Saved data entries
####

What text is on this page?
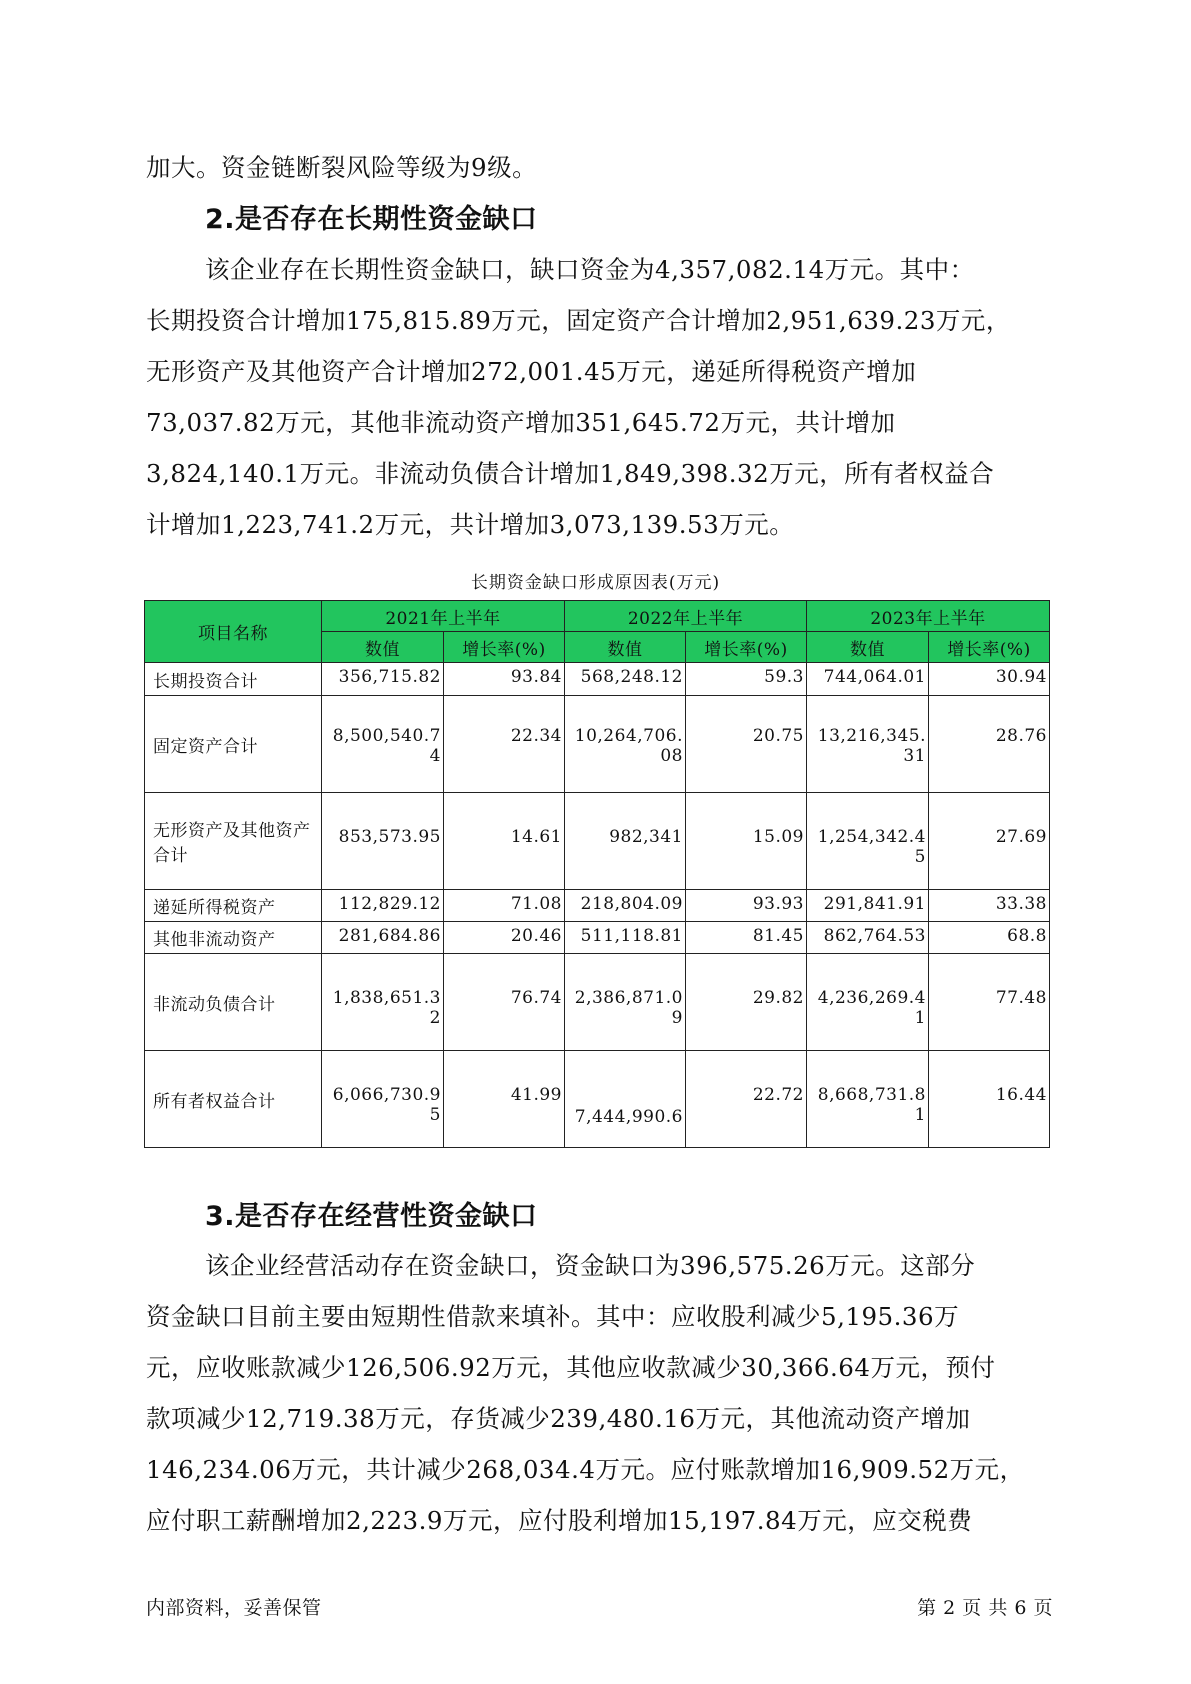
加大。资金链断裂风险等级为9级。

2.是否存在长期性资金缺口

该企业存在长期性资金缺口，缺口资金为4,357,082.14万元。其中：
长期投资合计增加175,815.89万元，固定资产合计增加2,951,639.23万元，
无形资产及其他资产合计增加272,001.45万元，递延所得税资产增加
73,037.82万元，其他非流动资产增加351,645.72万元，共计增加
3,824,140.1万元。非流动负债合计增加1,849,398.32万元，所有者权益合
计增加1,223,741.2万元，共计增加3,073,139.53万元。

长期资金缺口形成原因表(万元)
项目名称	2021年上半年		2022年上半年		2023年上半年	
	数值	增长率(%)	数值	增长率(%)	数值	增长率(%)
长期投资合计	356,715.82	93.84	568,248.12	59.3	744,064.01	30.94
固定资产合计	8,500,540.74	22.34	10,264,706.08	20.75	13,216,345.31	28.76
无形资产及其他资产合计	853,573.95	14.61	982,341	15.09	1,254,342.45	27.69
递延所得税资产	112,829.12	71.08	218,804.09	93.93	291,841.91	33.38
其他非流动资产	281,684.86	20.46	511,118.81	81.45	862,764.53	68.8
非流动负债合计	1,838,651.32	76.74	2,386,871.09	29.82	4,236,269.41	77.48
所有者权益合计	6,066,730.95	41.99	7,444,990.6	22.72	8,668,731.81	16.44
3.是否存在经营性资金缺口

该企业经营活动存在资金缺口，资金缺口为396,575.26万元。这部分
资金缺口目前主要由短期性借款来填补。其中：应收股利减少5,195.36万
元，应收账款减少126,506.92万元，其他应收款减少30,366.64万元，预付
款项减少12,719.38万元，存货减少239,480.16万元，其他流动资产增加
146,234.06万元，共计减少268,034.4万元。应付账款增加16,909.52万元，
应付职工薪酬增加2,223.9万元，应付股利增加15,197.84万元，应交税费

内部资料，妥善保管	第 2 页 共 6 页
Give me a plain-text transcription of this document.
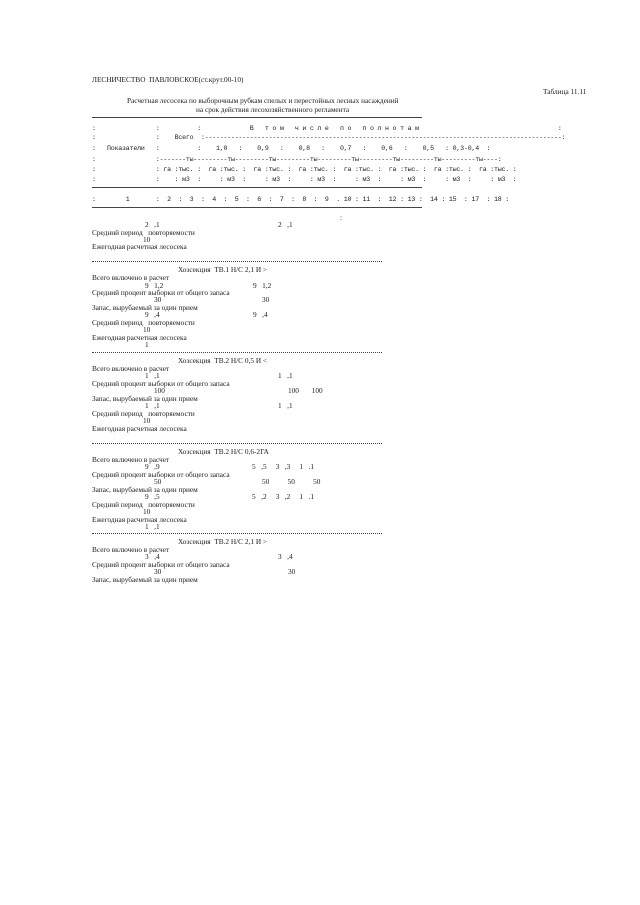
ЛЕСНИЧЕСТВО  ПАВЛОВСКОЕ(ст.крут.00-10)
Таблица 11.11
Расчетная лесосека по выборочным рубкам спелых и перестойных лесных насаждений
на срок действия лесохозяйственного регламента
:                :          :             В   т о м   ч и с л е   п о   п о л н о т а м                                     :
:                :    Всего  :-----------------------------------------------------------------------------------------------:
:   Показатели   :          :    1,0   :    0,9   :    0,8   :    0,7   :    0,6   :    0,5   : 0,3-0,4  :
:                :-------ты---------ты---------ты---------ты---------ты---------ты---------ты---------ты----:
:                : га :тыс. :  га :тыс. :  га :тыс. :  га :тыс. :  га :тыс. :  га :тыс. :  га :тыс. :  га :тыс. :
:                :    : м3  :     : м3  :     : м3  :     : м3  :     : м3  :     : м3  :     : м3  :     : м3  :
:        1       :  2  :  3  :  4  :  5  :  6  :  7  :  8  :  9  . 10 : 11  :  12 : 13 :  14 : 15  : 17  : 18 :
:
2   ,1	2   ,1
Средний период   повторяемости
10
Ежегодная расчетная лесосека
Хозсекция  ТВ.1 Н/С 2,1 И >
Всего включено в расчет
9   1,2	9   1,2
Средний процент выборки от общего запаса
30	30
Запас, вырубаемый за один прием
9   ,4	9   ,4
Средний период   повторяемости
10
Ежегодная расчетная лесосека
1
Хозсекция  ТВ.2 Н/С 0,5 И <
Всего включено в расчет
1   ,1	1   ,1
Средний процент выборки от общего запаса
100	100       100
Запас, вырубаемый за один прием
1   ,1	1   ,1
Средний период   повторяемости
10
Ежегодная расчетная лесосека
Хозсекция  ТВ.2 Н/С 0,6-2ГА
Всего включено в расчет
9   ,9	5   ,5     3   ,3     1   .1
Средний процент выборки от общего запаса
50	50          50          50
Запас, вырубаемый за один прием
9   ,5	5   ,2     3   ,2     1   .1
Средний период   повторяемости
10
Ежегодная расчетная лесосека
1   ,1
Хозсекция  ТВ.2 Н/С 2,1 И >
Всего включено в расчет
3   ,4	3   ,4
Средний процент выборки от общего запаса
30	30
Запас, вырубаемый за один прием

####

### Problem requirements
Produce an exact copy of each line of data, skipping embedded images.

### Finished exercise
What text is on this page?
加大。资金链断裂风险等级为9级。

2.是否存在长期性资金缺口

该企业存在长期性资金缺口，缺口资金为4,357,082.14万元。其中：
长期投资合计增加175,815.89万元，固定资产合计增加2,951,639.23万元，
无形资产及其他资产合计增加272,001.45万元，递延所得税资产增加
73,037.82万元，其他非流动资产增加351,645.72万元，共计增加
3,824,140.1万元。非流动负债合计增加1,849,398.32万元，所有者权益合
计增加1,223,741.2万元，共计增加3,073,139.53万元。

长期资金缺口形成原因表(万元)
项目名称	2021年上半年		2022年上半年		2023年上半年	
	数值	增长率(%)	数值	增长率(%)	数值	增长率(%)
长期投资合计	356,715.82	93.84	568,248.12	59.3	744,064.01	30.94
固定资产合计	8,500,540.74	22.34	10,264,706.08	20.75	13,216,345.31	28.76
无形资产及其他资产合计	853,573.95	14.61	982,341	15.09	1,254,342.45	27.69
递延所得税资产	112,829.12	71.08	218,804.09	93.93	291,841.91	33.38
其他非流动资产	281,684.86	20.46	511,118.81	81.45	862,764.53	68.8
非流动负债合计	1,838,651.32	76.74	2,386,871.09	29.82	4,236,269.41	77.48
所有者权益合计	6,066,730.95	41.99	7,444,990.6	22.72	8,668,731.81	16.44
3.是否存在经营性资金缺口

该企业经营活动存在资金缺口，资金缺口为396,575.26万元。这部分
资金缺口目前主要由短期性借款来填补。其中：应收股利减少5,195.36万
元，应收账款减少126,506.92万元，其他应收款减少30,366.64万元，预付
款项减少12,719.38万元，存货减少239,480.16万元，其他流动资产增加
146,234.06万元，共计减少268,034.4万元。应付账款增加16,909.52万元，
应付职工薪酬增加2,223.9万元，应付股利增加15,197.84万元，应交税费

内部资料，妥善保管	第 2 页 共 6 页
Give me a plain-text transcription of this document.
ЛЕСНИЧЕСТВО  ПАВЛОВСКОЕ(ст.крут.00-10)
Таблица 11.11
Расчетная лесосека по выборочным рубкам спелых и перестойных лесных насаждений
на срок действия лесохозяйственного регламента
:                :          :             В   т о м   ч и с л е   п о   п о л н о т а м                                     :
:                :    Всего  :-----------------------------------------------------------------------------------------------:
:   Показатели   :          :    1,0   :    0,9   :    0,8   :    0,7   :    0,6   :    0,5   : 0,3-0,4  :
:                :-------ты---------ты---------ты---------ты---------ты---------ты---------ты---------ты----:
:                : га :тыс. :  га :тыс. :  га :тыс. :  га :тыс. :  га :тыс. :  га :тыс. :  га :тыс. :  га :тыс. :
:                :    : м3  :     : м3  :     : м3  :     : м3  :     : м3  :     : м3  :     : м3  :     : м3  :
:        1       :  2  :  3  :  4  :  5  :  6  :  7  :  8  :  9  . 10 : 11  :  12 : 13 :  14 : 15  : 17  : 18 :
:
2   ,1	2   ,1
Средний период   повторяемости
10
Ежегодная расчетная лесосека
Хозсекция  ТВ.1 Н/С 2,1 И >
Всего включено в расчет
9   1,2	9   1,2
Средний процент выборки от общего запаса
30	30
Запас, вырубаемый за один прием
9   ,4	9   ,4
Средний период   повторяемости
10
Ежегодная расчетная лесосека
1
Хозсекция  ТВ.2 Н/С 0,5 И <
Всего включено в расчет
1   ,1	1   ,1
Средний процент выборки от общего запаса
100	100       100
Запас, вырубаемый за один прием
1   ,1	1   ,1
Средний период   повторяемости
10
Ежегодная расчетная лесосека
Хозсекция  ТВ.2 Н/С 0,6-2ГА
Всего включено в расчет
9   ,9	5   ,5     3   ,3     1   .1
Средний процент выборки от общего запаса
50	50          50          50
Запас, вырубаемый за один прием
9   ,5	5   ,2     3   ,2     1   .1
Средний период   повторяемости
10
Ежегодная расчетная лесосека
1   ,1
Хозсекция  ТВ.2 Н/С 2,1 И >
Всего включено в расчет
3   ,4	3   ,4
Средний процент выборки от общего запаса
30	30
Запас, вырубаемый за один прием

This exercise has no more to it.